### Exercise description
Retype, without alteration, each line from the line containing "Read out every word on this page." to the final line of the records.

### Records for processing
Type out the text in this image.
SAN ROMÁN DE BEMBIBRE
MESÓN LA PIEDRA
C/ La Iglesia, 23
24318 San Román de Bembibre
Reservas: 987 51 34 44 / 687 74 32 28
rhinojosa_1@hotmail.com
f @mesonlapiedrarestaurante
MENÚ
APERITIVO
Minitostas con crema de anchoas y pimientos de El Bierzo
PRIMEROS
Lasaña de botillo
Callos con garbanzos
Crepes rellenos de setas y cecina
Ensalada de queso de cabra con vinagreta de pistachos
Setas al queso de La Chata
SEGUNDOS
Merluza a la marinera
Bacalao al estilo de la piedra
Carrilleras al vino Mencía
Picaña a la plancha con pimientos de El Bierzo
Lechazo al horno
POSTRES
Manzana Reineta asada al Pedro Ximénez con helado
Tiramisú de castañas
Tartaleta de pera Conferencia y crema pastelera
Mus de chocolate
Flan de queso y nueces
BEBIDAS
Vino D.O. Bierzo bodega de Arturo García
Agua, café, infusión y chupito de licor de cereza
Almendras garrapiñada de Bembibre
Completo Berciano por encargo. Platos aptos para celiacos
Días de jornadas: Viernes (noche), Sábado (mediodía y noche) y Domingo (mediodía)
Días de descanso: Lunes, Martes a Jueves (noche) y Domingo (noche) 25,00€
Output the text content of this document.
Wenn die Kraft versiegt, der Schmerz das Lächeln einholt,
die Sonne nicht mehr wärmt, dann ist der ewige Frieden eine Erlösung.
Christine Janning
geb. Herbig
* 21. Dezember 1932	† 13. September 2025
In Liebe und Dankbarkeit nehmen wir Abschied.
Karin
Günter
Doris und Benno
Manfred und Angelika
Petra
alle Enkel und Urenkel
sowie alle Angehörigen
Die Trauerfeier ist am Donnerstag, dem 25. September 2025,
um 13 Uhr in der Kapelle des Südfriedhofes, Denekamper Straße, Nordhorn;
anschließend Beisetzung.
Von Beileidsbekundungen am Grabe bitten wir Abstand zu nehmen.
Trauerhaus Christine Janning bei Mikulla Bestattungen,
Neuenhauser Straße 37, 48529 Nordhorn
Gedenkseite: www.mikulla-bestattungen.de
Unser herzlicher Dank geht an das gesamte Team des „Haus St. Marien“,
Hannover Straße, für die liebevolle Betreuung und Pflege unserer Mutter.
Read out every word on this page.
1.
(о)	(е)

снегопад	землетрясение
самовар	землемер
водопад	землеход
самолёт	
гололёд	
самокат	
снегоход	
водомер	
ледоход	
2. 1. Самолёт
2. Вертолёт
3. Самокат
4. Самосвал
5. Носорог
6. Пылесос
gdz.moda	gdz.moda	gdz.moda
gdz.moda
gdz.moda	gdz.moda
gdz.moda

### Solution for this task
Read out every word on this page.
1.
(о)	(е)

снегопад	землетрясение
самовар	землемер
водопад	землеход
самолёт	
гололёд	
самокат	
снегоход	
водомер	
ледоход	
2. 1. Самолёт
2. Вертолёт
3. Самокат
4. Самосвал
5. Носорог
6. Пылесос
gdz.moda	gdz.moda	gdz.moda
gdz.moda
gdz.moda	gdz.moda
gdz.moda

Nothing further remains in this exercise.